_Stated goal_:
Reproduce every line in the listing that contains the word "this".

_Data listing_:
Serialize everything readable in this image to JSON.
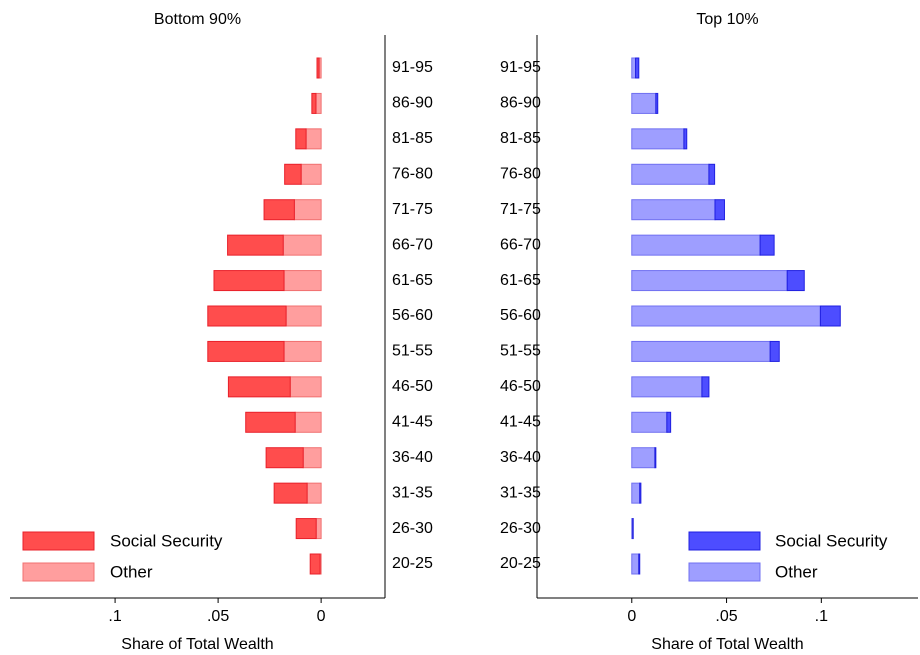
{
  "chart_data": [
    {
      "type": "bar",
      "orientation": "horizontal",
      "stacked": true,
      "title": "Bottom 90%",
      "xlabel": "Share of Total Wealth",
      "categories": [
        "91-95",
        "86-90",
        "81-85",
        "76-80",
        "71-75",
        "66-70",
        "61-65",
        "56-60",
        "51-55",
        "46-50",
        "41-45",
        "36-40",
        "31-35",
        "26-30",
        "20-25"
      ],
      "series": [
        {
          "name": "Social Security",
          "color": "#ff4d4d",
          "edge": "#e8202a",
          "values": [
            0.001,
            0.002,
            0.005,
            0.008,
            0.0147,
            0.027,
            0.034,
            0.038,
            0.037,
            0.03,
            0.024,
            0.018,
            0.016,
            0.0097,
            0.0048
          ]
        },
        {
          "name": "Other",
          "color": "#ff9e9e",
          "edge": "#f07070",
          "values": [
            0.001,
            0.0025,
            0.0073,
            0.0097,
            0.013,
            0.0184,
            0.018,
            0.017,
            0.018,
            0.015,
            0.0126,
            0.0087,
            0.0068,
            0.0024,
            0.0005
          ]
        }
      ],
      "xlim": [
        0.151,
        -0.031
      ],
      "xticks": [
        {
          "value": 0.1,
          "label": ".1"
        },
        {
          "value": 0.05,
          "label": ".05"
        },
        0
      ],
      "legend": "lower left"
    },
    {
      "type": "bar",
      "orientation": "horizontal",
      "stacked": true,
      "title": "Top 10%",
      "xlabel": "Share of Total Wealth",
      "categories": [
        "91-95",
        "86-90",
        "81-85",
        "76-80",
        "71-75",
        "66-70",
        "61-65",
        "56-60",
        "51-55",
        "46-50",
        "41-45",
        "36-40",
        "31-35",
        "26-30",
        "20-25"
      ],
      "series": [
        {
          "name": "Social Security",
          "color": "#4d4dff",
          "edge": "#2020e0",
          "values": [
            0.0017,
            0.001,
            0.0015,
            0.003,
            0.005,
            0.0074,
            0.009,
            0.0105,
            0.0048,
            0.0037,
            0.002,
            0.0005,
            0.0006,
            0.0002,
            0.0005
          ]
        },
        {
          "name": "Other",
          "color": "#9e9eff",
          "edge": "#7070f0",
          "values": [
            0.002,
            0.0127,
            0.0275,
            0.0407,
            0.0439,
            0.0677,
            0.082,
            0.0995,
            0.073,
            0.037,
            0.0185,
            0.0122,
            0.0042,
            0.0005,
            0.0037
          ]
        }
      ],
      "xlim": [
        -0.05,
        0.151
      ],
      "xticks": [
        0,
        {
          "value": 0.05,
          "label": ".05"
        },
        {
          "value": 0.1,
          "label": ".1"
        }
      ],
      "legend": "lower right"
    }
  ]
}
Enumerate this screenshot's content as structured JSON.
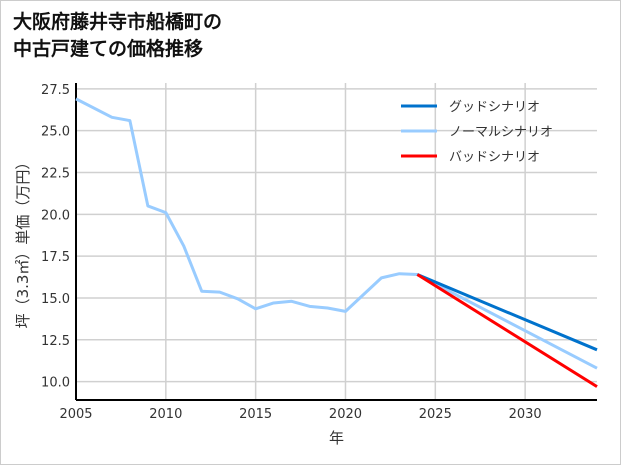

_Task result_:
Serialize everything readable in this image to JSON.
Enumerate this screenshot's content as structured JSON.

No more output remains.